QUOTED PASSAGE:
Getting Started with Word2Vec: A Practical Guide

Author: Liu Jianping Pinard Blog Address: https://www.cnblogs.com/pinard Original Link, click to read the full text directly: https://www.cnblogs.com/pinard/p/7278324.html

In the Word2Vec principle article, we summarized the two models of Word2Vec: CBOW and Skip-Gram, as well as the two solutions: Hierarchical Softmax and Negative Sampling.

  • Word2Vec Principle Article | Basics of CBOW and Skip-Gram Models

  • Word2Vec Principle Article | Models Based on Hierarchical Softmax

  • Word2Vec Principle | Models Based on Negative Sampling

1. Installation and Overview of Gensim

Gensim is a very useful Python NLP package that can not only be used for Word2Vec but also has many other APIs available. It encapsulates Google’s C language version of Word2Vec. Of course, we can directly use the C language version of Word2Vec for learning, but I personally think it is not as convenient as using the Python version provided by Gensim.

Installing Gensim is very easy; just use “pip install gensim”. However, it is important to note that Gensim has requirements for the version of NumPy, so during the installation process, it may secretly upgrade your NumPy version. The Windows version of NumPy can have issues when installed or upgraded directly. At this point, we need to uninstall NumPy and re-download a version of NumPy with MKL that meets Gensim’s version requirements. The download address is here: http://www.lfd.uci.edu/~gohlke/pythonlibs/#scipy. The installation method is the same as the method in step 4 of setting up the Windows standalone machine learning environment for scikit-learn and pandas.

The successful installation is indicated by the ability to import the following in your code without errors:

from gensim.models import word2vec

2. Overview of Gensim Word2Vec API

In Gensim, the APIs related to Word2Vec are all in the package gensim.models.word2vec. The parameters related to the algorithm are in the class gensim.models.word2vec.Word2Vec. The parameters to note for the algorithm are:

1) sentences: The corpus we want to analyze, which can be a list or read from a file. Later, we will have examples of reading from a file.

GIVEN ENTRIES:
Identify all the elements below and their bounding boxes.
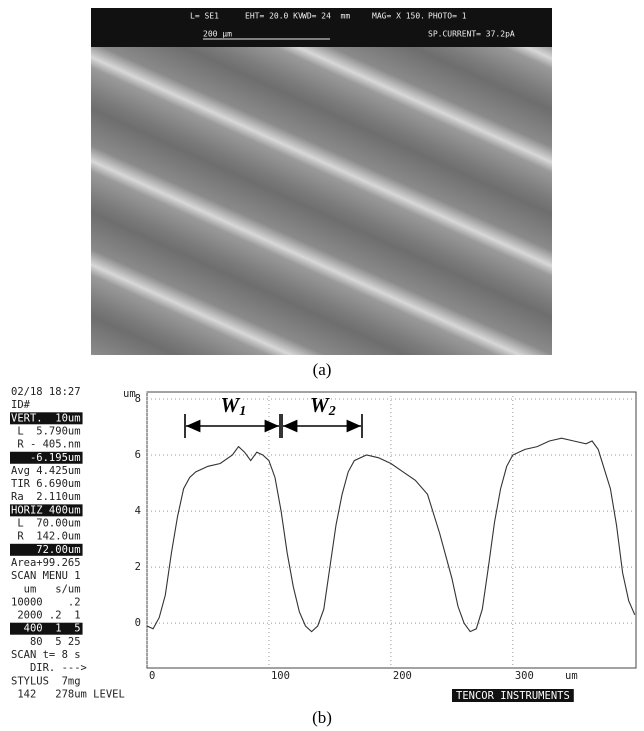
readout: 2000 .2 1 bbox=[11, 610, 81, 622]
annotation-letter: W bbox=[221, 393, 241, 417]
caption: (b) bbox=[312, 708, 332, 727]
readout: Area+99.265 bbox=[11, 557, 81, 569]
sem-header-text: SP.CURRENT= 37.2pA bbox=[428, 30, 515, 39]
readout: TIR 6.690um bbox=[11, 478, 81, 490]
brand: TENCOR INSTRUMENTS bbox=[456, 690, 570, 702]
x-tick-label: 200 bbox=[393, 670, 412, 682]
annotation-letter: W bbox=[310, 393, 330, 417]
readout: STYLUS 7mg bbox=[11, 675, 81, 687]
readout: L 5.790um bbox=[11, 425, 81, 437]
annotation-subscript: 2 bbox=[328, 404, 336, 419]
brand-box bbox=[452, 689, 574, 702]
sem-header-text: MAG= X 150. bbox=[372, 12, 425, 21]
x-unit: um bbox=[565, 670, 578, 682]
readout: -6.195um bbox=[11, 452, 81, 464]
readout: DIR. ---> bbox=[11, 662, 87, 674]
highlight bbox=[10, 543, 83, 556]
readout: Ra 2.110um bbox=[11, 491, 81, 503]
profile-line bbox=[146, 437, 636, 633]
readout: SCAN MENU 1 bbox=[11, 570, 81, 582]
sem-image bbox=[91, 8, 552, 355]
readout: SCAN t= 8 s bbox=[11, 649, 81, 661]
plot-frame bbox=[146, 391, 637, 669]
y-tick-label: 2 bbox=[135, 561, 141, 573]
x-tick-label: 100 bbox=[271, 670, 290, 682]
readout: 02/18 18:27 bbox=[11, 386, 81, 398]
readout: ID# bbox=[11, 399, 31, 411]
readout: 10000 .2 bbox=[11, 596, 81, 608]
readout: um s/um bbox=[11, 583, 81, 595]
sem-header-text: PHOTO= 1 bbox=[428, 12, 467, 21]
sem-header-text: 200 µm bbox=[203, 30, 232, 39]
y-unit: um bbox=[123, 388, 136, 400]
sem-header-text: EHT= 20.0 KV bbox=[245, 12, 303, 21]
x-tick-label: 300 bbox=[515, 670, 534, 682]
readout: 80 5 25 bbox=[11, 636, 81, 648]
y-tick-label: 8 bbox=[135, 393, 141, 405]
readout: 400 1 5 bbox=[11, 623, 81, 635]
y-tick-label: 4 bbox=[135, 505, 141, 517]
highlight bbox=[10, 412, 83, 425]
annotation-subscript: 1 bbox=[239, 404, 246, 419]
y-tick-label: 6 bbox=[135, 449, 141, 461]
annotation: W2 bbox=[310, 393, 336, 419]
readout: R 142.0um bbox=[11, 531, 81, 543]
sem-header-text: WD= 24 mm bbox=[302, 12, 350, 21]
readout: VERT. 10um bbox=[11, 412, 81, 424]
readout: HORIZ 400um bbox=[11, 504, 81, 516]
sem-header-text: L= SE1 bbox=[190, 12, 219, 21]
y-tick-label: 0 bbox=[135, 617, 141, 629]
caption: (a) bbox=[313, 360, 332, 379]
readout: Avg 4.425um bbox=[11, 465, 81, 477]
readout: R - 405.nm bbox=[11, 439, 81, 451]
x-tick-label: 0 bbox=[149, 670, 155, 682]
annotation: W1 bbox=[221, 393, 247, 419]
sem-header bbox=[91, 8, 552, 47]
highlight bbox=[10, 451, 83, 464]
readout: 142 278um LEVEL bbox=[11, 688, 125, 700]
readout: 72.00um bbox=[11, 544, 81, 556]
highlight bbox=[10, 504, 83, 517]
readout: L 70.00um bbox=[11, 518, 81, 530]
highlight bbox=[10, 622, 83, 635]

* * *

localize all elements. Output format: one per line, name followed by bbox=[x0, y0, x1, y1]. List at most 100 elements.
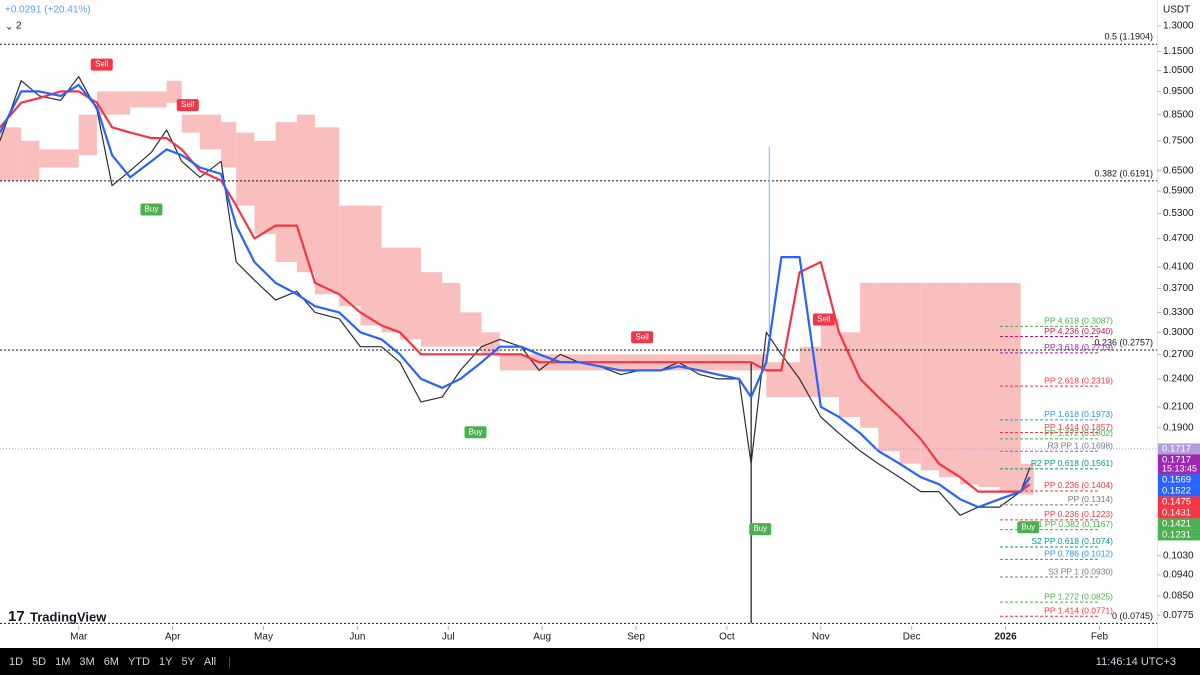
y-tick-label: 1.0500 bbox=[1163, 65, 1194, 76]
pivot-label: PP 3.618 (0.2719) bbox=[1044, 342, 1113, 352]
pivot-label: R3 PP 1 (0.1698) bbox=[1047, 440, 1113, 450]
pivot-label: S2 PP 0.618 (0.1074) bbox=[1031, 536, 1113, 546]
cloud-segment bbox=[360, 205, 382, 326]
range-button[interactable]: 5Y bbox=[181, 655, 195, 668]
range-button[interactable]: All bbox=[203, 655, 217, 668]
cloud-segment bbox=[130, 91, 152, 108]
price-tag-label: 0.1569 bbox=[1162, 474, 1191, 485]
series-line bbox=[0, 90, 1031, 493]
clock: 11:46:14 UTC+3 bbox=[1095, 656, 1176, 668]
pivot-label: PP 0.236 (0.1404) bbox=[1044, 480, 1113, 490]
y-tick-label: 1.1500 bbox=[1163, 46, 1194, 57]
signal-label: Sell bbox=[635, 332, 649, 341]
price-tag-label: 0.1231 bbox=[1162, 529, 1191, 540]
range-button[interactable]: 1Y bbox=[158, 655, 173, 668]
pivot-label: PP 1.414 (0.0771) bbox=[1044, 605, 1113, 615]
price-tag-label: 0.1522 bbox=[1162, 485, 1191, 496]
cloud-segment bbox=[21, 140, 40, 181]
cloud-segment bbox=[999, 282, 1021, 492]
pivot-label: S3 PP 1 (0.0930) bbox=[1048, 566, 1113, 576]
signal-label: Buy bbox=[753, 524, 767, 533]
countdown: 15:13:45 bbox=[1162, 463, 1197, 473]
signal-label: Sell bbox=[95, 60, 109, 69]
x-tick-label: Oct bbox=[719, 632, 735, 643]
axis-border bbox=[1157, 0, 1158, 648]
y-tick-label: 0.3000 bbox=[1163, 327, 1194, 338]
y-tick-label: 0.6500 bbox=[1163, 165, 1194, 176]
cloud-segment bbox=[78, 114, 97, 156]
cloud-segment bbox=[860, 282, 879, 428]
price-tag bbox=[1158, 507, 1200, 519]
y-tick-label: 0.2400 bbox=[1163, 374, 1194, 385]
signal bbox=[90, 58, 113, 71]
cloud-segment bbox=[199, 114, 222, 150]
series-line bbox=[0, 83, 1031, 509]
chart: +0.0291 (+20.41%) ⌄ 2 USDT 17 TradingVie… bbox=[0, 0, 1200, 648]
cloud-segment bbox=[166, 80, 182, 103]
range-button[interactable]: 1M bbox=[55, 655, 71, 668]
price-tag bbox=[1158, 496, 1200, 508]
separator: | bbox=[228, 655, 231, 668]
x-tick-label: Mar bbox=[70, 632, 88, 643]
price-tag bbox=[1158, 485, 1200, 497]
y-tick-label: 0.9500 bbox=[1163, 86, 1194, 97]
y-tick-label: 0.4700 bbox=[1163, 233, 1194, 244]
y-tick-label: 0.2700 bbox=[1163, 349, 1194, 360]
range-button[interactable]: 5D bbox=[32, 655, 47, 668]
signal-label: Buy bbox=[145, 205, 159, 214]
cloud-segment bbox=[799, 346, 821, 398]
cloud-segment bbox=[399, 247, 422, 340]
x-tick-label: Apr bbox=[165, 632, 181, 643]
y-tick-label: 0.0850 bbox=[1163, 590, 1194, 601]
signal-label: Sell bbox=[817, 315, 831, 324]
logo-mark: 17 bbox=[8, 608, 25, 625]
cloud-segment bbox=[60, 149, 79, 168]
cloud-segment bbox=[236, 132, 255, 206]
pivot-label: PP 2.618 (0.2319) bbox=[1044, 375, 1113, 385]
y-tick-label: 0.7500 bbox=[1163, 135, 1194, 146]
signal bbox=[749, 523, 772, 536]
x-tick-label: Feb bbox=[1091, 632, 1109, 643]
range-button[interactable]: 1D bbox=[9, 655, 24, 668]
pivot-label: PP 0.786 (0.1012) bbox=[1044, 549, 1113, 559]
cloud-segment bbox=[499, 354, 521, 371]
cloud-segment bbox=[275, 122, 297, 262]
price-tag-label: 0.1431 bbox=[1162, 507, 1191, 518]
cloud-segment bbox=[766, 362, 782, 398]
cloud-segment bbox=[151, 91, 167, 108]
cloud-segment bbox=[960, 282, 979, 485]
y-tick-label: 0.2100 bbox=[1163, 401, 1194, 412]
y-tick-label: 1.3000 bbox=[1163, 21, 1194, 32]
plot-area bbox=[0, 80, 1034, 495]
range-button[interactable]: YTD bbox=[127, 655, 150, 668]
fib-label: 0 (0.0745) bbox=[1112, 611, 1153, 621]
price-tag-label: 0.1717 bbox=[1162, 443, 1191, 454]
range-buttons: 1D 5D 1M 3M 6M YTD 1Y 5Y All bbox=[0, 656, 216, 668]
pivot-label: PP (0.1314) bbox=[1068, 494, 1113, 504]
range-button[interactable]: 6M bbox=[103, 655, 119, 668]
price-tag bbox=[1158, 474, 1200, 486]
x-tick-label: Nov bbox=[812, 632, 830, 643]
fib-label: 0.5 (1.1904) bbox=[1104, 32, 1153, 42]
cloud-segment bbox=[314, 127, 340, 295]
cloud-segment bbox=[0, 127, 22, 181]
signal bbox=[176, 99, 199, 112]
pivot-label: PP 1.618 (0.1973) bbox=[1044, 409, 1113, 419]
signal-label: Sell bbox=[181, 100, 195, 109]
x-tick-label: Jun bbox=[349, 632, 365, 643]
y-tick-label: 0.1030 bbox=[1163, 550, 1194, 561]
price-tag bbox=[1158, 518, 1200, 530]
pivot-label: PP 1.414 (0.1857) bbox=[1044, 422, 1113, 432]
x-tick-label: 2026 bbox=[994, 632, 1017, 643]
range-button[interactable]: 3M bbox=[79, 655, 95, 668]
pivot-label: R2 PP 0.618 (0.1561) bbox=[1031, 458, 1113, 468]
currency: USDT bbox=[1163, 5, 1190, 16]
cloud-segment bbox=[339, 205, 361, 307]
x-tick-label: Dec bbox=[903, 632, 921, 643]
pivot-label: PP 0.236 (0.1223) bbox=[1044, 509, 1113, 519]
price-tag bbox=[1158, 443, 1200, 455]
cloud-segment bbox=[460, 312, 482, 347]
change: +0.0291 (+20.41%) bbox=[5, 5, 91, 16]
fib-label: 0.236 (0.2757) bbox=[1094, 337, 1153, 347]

==

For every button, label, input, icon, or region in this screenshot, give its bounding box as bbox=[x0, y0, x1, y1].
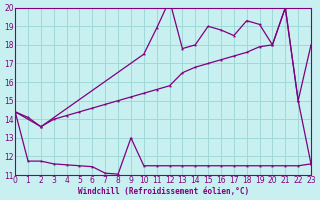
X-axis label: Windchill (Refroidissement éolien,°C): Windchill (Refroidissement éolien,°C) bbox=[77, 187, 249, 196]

GOAL: Could you reproduce the Word2Vec guide verbatim, from "In the Word2Vec" up to and including "provided by Gensim."? None of the items matter here.

ANSWER TO THE EXERCISE:
In the Word2Vec principle article, we summarized the two models of Word2Vec: CBOW and Skip-Gram, as well as the two solutions: Hierarchical Softmax and Negative Sampling.

  • Word2Vec Principle Article | Basics of CBOW and Skip-Gram Models

  • Word2Vec Principle Article | Models Based on Hierarchical Softmax

  • Word2Vec Principle | Models Based on Negative Sampling

1. Installation and Overview of Gensim

Gensim is a very useful Python NLP package that can not only be used for Word2Vec but also has many other APIs available. It encapsulates Google’s C language version of Word2Vec. Of course, we can directly use the C language version of Word2Vec for learning, but I personally think it is not as convenient as using the Python version provided by Gensim.